### MATERIAL TO PROCESS
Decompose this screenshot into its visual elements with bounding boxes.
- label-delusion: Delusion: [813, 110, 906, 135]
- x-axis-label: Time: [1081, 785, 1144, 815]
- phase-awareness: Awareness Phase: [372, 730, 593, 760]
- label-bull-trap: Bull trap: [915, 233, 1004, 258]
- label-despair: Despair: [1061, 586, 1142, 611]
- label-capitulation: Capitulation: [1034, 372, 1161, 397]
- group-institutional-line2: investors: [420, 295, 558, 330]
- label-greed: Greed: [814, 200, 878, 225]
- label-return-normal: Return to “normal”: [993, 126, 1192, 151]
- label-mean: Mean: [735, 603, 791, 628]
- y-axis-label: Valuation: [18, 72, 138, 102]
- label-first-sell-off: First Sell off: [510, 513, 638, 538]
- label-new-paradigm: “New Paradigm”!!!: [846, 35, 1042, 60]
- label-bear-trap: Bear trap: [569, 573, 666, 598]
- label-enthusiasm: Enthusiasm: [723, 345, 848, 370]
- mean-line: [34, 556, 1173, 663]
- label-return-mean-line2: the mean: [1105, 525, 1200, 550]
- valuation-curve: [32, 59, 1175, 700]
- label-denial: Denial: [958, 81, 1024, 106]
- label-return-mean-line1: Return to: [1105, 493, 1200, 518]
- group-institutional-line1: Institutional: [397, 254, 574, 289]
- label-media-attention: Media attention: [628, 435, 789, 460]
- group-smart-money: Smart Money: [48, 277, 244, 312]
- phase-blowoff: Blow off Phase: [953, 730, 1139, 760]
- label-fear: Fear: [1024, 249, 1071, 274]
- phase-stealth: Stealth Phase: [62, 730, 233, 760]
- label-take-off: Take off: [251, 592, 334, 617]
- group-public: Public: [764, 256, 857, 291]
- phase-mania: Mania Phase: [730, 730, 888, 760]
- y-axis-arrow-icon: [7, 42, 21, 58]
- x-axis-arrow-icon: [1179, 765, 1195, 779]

### YOUR INSTRUCTIONS
Can you lay out the material as a Markdown table with the columns Row and Line text? Start at its first line and go through the line containing "- label-bull-trap: Bull", number each row, and leave out any blank lines.

### FINAL ANSWER
| Row | Line text |
|---|---|
| 1 | Decompose this screenshot into its visual elements with bounding boxes. |
| 2 | - label-delusion: Delusion: [813, 110, 906, 135] |
| 3 | - x-axis-label: Time: [1081, 785, 1144, 815] |
| 4 | - phase-awareness: Awareness Phase: [372, 730, 593, 760] |
| 5 | - label-bull-trap: Bull trap: [915, 233, 1004, 258] |